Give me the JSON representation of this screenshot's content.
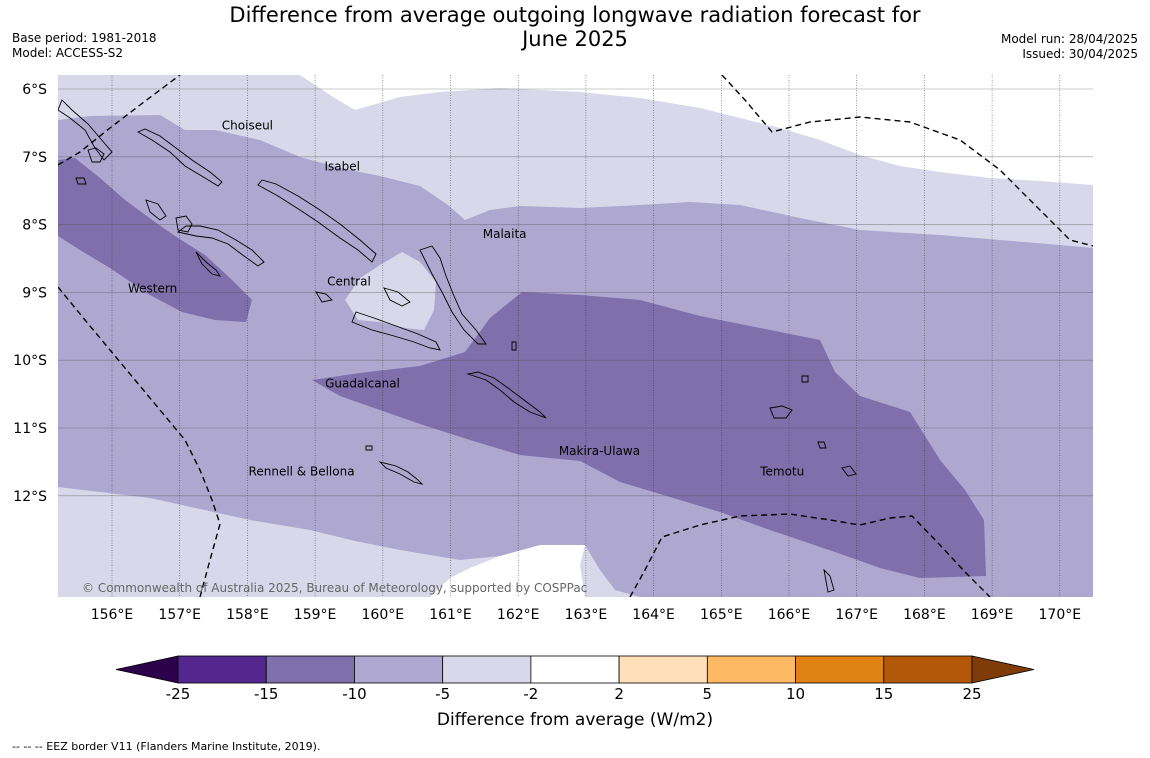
{
  "title": "Difference from average outgoing longwave radiation forecast for",
  "title_line2": "June 2025",
  "base_period": "Base period: 1981-2018",
  "model": "Model: ACCESS-S2",
  "model_run": "Model run: 28/04/2025",
  "issued": "Issued: 30/04/2025",
  "copyright": "© Commonwealth of Australia 2025, Bureau of Meteorology, supported by COSPPac",
  "footnote": "--  --  -- EEZ border V11 (Flanders Marine Institute, 2019).",
  "map": {
    "lon_ticks": [
      "156°E",
      "157°E",
      "158°E",
      "159°E",
      "160°E",
      "161°E",
      "162°E",
      "163°E",
      "164°E",
      "165°E",
      "166°E",
      "167°E",
      "168°E",
      "169°E",
      "170°E"
    ],
    "lat_ticks": [
      "6°S",
      "7°S",
      "8°S",
      "9°S",
      "10°S",
      "11°S",
      "12°S"
    ],
    "regions": [
      {
        "name": "Choiseul",
        "lon": 158.0,
        "lat": -6.6
      },
      {
        "name": "Isabel",
        "lon": 159.4,
        "lat": -7.2
      },
      {
        "name": "Malaita",
        "lon": 161.8,
        "lat": -8.2
      },
      {
        "name": "Central",
        "lon": 159.5,
        "lat": -8.9
      },
      {
        "name": "Western",
        "lon": 156.6,
        "lat": -9.0
      },
      {
        "name": "Guadalcanal",
        "lon": 159.7,
        "lat": -10.4
      },
      {
        "name": "Makira-Ulawa",
        "lon": 163.2,
        "lat": -11.4
      },
      {
        "name": "Rennell & Bellona",
        "lon": 158.8,
        "lat": -11.7
      },
      {
        "name": "Temotu",
        "lon": 165.9,
        "lat": -11.7
      }
    ]
  },
  "colorbar": {
    "label": "Difference from average (W/m2)",
    "ticks": [
      "-25",
      "-15",
      "-10",
      "-5",
      "-2",
      "2",
      "5",
      "10",
      "15",
      "25"
    ],
    "colors": [
      "#54278f",
      "#7f6faa",
      "#aea7d0",
      "#d8d8ea",
      "#ffffff",
      "#ffe0b8",
      "#fdb863",
      "#e08214",
      "#b35806"
    ],
    "under_color": "#2d004b",
    "over_color": "#7f3b08"
  }
}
+++
EXERCISE OBJECTIVE:
Gather and copy every line of the data in which the string "from" is found.

RESULT FOR THIS TASK:
  "title": "Difference from average outgoing longwave radiation forecast for",
    "label": "Difference from average (W/m2)",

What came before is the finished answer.